▸ GIVEN PROBLEM:
Every line of the data must be copied exactly.

▸ MATERIAL SHOWN:

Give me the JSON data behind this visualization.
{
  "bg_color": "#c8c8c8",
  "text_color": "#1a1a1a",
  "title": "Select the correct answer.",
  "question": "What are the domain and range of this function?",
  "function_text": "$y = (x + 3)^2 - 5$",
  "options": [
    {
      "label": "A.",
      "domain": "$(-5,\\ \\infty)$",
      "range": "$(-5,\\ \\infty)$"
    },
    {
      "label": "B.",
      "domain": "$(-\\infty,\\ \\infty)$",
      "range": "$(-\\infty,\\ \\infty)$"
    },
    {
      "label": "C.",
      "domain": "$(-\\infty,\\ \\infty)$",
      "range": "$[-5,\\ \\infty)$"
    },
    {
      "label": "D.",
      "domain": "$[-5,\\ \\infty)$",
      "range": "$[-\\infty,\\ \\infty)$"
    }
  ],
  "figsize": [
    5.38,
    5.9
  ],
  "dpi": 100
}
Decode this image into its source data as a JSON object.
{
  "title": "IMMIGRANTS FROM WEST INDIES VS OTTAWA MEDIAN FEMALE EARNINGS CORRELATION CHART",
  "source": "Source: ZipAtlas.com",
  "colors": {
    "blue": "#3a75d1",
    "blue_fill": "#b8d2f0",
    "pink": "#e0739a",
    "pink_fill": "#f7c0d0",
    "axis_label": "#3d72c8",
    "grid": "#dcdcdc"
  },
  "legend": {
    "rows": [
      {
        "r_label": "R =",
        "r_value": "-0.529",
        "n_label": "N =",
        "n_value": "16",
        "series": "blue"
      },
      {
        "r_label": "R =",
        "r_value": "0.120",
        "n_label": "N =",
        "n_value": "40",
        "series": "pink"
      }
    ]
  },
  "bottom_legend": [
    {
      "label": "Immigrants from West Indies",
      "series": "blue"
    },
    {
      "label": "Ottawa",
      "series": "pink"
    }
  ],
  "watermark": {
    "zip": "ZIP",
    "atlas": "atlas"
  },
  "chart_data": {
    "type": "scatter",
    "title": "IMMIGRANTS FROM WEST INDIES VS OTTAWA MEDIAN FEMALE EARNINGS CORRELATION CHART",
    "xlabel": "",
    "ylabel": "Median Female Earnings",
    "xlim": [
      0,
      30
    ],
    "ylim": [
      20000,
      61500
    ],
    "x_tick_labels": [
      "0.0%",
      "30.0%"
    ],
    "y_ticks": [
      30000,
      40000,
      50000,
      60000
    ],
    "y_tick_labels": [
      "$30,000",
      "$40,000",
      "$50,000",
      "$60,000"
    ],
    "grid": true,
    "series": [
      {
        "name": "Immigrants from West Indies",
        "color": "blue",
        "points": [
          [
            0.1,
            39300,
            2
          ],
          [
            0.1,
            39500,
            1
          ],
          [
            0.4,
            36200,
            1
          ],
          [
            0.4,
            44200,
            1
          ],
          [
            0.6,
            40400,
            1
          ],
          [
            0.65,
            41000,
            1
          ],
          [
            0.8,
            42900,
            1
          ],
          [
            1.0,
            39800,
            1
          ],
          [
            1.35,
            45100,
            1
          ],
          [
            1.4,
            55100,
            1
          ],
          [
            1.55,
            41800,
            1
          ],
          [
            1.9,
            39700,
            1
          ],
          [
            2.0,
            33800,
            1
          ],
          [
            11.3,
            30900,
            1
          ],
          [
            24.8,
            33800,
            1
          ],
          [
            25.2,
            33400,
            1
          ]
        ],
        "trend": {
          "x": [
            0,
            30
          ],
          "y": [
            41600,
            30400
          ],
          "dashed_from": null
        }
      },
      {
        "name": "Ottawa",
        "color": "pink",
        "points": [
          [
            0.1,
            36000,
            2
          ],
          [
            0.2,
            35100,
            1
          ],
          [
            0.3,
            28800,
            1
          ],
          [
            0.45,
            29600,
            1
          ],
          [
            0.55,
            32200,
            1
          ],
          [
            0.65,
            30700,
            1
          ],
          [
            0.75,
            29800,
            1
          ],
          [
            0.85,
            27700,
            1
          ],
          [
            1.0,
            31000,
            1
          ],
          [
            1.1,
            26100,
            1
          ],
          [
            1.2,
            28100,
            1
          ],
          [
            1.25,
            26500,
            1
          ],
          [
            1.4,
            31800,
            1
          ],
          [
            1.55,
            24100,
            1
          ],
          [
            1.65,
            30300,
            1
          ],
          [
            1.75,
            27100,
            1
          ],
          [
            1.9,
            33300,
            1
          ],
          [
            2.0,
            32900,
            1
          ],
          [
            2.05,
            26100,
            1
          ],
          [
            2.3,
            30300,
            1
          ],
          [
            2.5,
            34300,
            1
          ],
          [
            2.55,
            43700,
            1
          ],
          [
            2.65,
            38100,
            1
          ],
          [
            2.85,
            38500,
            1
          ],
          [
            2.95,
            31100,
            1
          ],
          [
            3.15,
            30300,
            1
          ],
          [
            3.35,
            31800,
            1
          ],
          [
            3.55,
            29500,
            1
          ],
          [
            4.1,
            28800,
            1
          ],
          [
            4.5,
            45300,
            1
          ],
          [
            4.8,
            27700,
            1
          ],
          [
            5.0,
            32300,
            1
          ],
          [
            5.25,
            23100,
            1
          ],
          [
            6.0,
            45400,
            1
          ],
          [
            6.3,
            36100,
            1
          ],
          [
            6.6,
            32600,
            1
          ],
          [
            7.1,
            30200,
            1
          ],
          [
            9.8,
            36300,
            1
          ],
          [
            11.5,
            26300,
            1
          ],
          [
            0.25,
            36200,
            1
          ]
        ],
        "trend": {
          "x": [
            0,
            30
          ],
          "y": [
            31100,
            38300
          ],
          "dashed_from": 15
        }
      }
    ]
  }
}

▸ RESULT OF THE TASK:
Give me the JSON data behind this visualization.
{
  "bg_color": "#c8c8c8",
  "text_color": "#1a1a1a",
  "title": "Select the correct answer.",
  "question": "What are the domain and range of this function?",
  "function_text": "$y = (x + 3)^2 - 5$",
  "options": [
    {
      "label": "A.",
      "domain": "$(-5,\\ \\infty)$",
      "range": "$(-5,\\ \\infty)$"
    },
    {
      "label": "B.",
      "domain": "$(-\\infty,\\ \\infty)$",
      "range": "$(-\\infty,\\ \\infty)$"
    },
    {
      "label": "C.",
      "domain": "$(-\\infty,\\ \\infty)$",
      "range": "$[-5,\\ \\infty)$"
    },
    {
      "label": "D.",
      "domain": "$[-5,\\ \\infty)$",
      "range": "$[-\\infty,\\ \\infty)$"
    }
  ],
  "figsize": [
    5.38,
    5.9
  ],
  "dpi": 100
}
Decode this image into its source data as a JSON object.
{
  "title": "IMMIGRANTS FROM WEST INDIES VS OTTAWA MEDIAN FEMALE EARNINGS CORRELATION CHART",
  "source": "Source: ZipAtlas.com",
  "colors": {
    "blue": "#3a75d1",
    "blue_fill": "#b8d2f0",
    "pink": "#e0739a",
    "pink_fill": "#f7c0d0",
    "axis_label": "#3d72c8",
    "grid": "#dcdcdc"
  },
  "legend": {
    "rows": [
      {
        "r_label": "R =",
        "r_value": "-0.529",
        "n_label": "N =",
        "n_value": "16",
        "series": "blue"
      },
      {
        "r_label": "R =",
        "r_value": "0.120",
        "n_label": "N =",
        "n_value": "40",
        "series": "pink"
      }
    ]
  },
  "bottom_legend": [
    {
      "label": "Immigrants from West Indies",
      "series": "blue"
    },
    {
      "label": "Ottawa",
      "series": "pink"
    }
  ],
  "watermark": {
    "zip": "ZIP",
    "atlas": "atlas"
  },
  "chart_data": {
    "type": "scatter",
    "title": "IMMIGRANTS FROM WEST INDIES VS OTTAWA MEDIAN FEMALE EARNINGS CORRELATION CHART",
    "xlabel": "",
    "ylabel": "Median Female Earnings",
    "xlim": [
      0,
      30
    ],
    "ylim": [
      20000,
      61500
    ],
    "x_tick_labels": [
      "0.0%",
      "30.0%"
    ],
    "y_ticks": [
      30000,
      40000,
      50000,
      60000
    ],
    "y_tick_labels": [
      "$30,000",
      "$40,000",
      "$50,000",
      "$60,000"
    ],
    "grid": true,
    "series": [
      {
        "name": "Immigrants from West Indies",
        "color": "blue",
        "points": [
          [
            0.1,
            39300,
            2
          ],
          [
            0.1,
            39500,
            1
          ],
          [
            0.4,
            36200,
            1
          ],
          [
            0.4,
            44200,
            1
          ],
          [
            0.6,
            40400,
            1
          ],
          [
            0.65,
            41000,
            1
          ],
          [
            0.8,
            42900,
            1
          ],
          [
            1.0,
            39800,
            1
          ],
          [
            1.35,
            45100,
            1
          ],
          [
            1.4,
            55100,
            1
          ],
          [
            1.55,
            41800,
            1
          ],
          [
            1.9,
            39700,
            1
          ],
          [
            2.0,
            33800,
            1
          ],
          [
            11.3,
            30900,
            1
          ],
          [
            24.8,
            33800,
            1
          ],
          [
            25.2,
            33400,
            1
          ]
        ],
        "trend": {
          "x": [
            0,
            30
          ],
          "y": [
            41600,
            30400
          ],
          "dashed_from": null
        }
      },
      {
        "name": "Ottawa",
        "color": "pink",
        "points": [
          [
            0.1,
            36000,
            2
          ],
          [
            0.2,
            35100,
            1
          ],
          [
            0.3,
            28800,
            1
          ],
          [
            0.45,
            29600,
            1
          ],
          [
            0.55,
            32200,
            1
          ],
          [
            0.65,
            30700,
            1
          ],
          [
            0.75,
            29800,
            1
          ],
          [
            0.85,
            27700,
            1
          ],
          [
            1.0,
            31000,
            1
          ],
          [
            1.1,
            26100,
            1
          ],
          [
            1.2,
            28100,
            1
          ],
          [
            1.25,
            26500,
            1
          ],
          [
            1.4,
            31800,
            1
          ],
          [
            1.55,
            24100,
            1
          ],
          [
            1.65,
            30300,
            1
          ],
          [
            1.75,
            27100,
            1
          ],
          [
            1.9,
            33300,
            1
          ],
          [
            2.0,
            32900,
            1
          ],
          [
            2.05,
            26100,
            1
          ],
          [
            2.3,
            30300,
            1
          ],
          [
            2.5,
            34300,
            1
          ],
          [
            2.55,
            43700,
            1
          ],
          [
            2.65,
            38100,
            1
          ],
          [
            2.85,
            38500,
            1
          ],
          [
            2.95,
            31100,
            1
          ],
          [
            3.15,
            30300,
            1
          ],
          [
            3.35,
            31800,
            1
          ],
          [
            3.55,
            29500,
            1
          ],
          [
            4.1,
            28800,
            1
          ],
          [
            4.5,
            45300,
            1
          ],
          [
            4.8,
            27700,
            1
          ],
          [
            5.0,
            32300,
            1
          ],
          [
            5.25,
            23100,
            1
          ],
          [
            6.0,
            45400,
            1
          ],
          [
            6.3,
            36100,
            1
          ],
          [
            6.6,
            32600,
            1
          ],
          [
            7.1,
            30200,
            1
          ],
          [
            9.8,
            36300,
            1
          ],
          [
            11.5,
            26300,
            1
          ],
          [
            0.25,
            36200,
            1
          ]
        ],
        "trend": {
          "x": [
            0,
            30
          ],
          "y": [
            31100,
            38300
          ],
          "dashed_from": 15
        }
      }
    ]
  }
}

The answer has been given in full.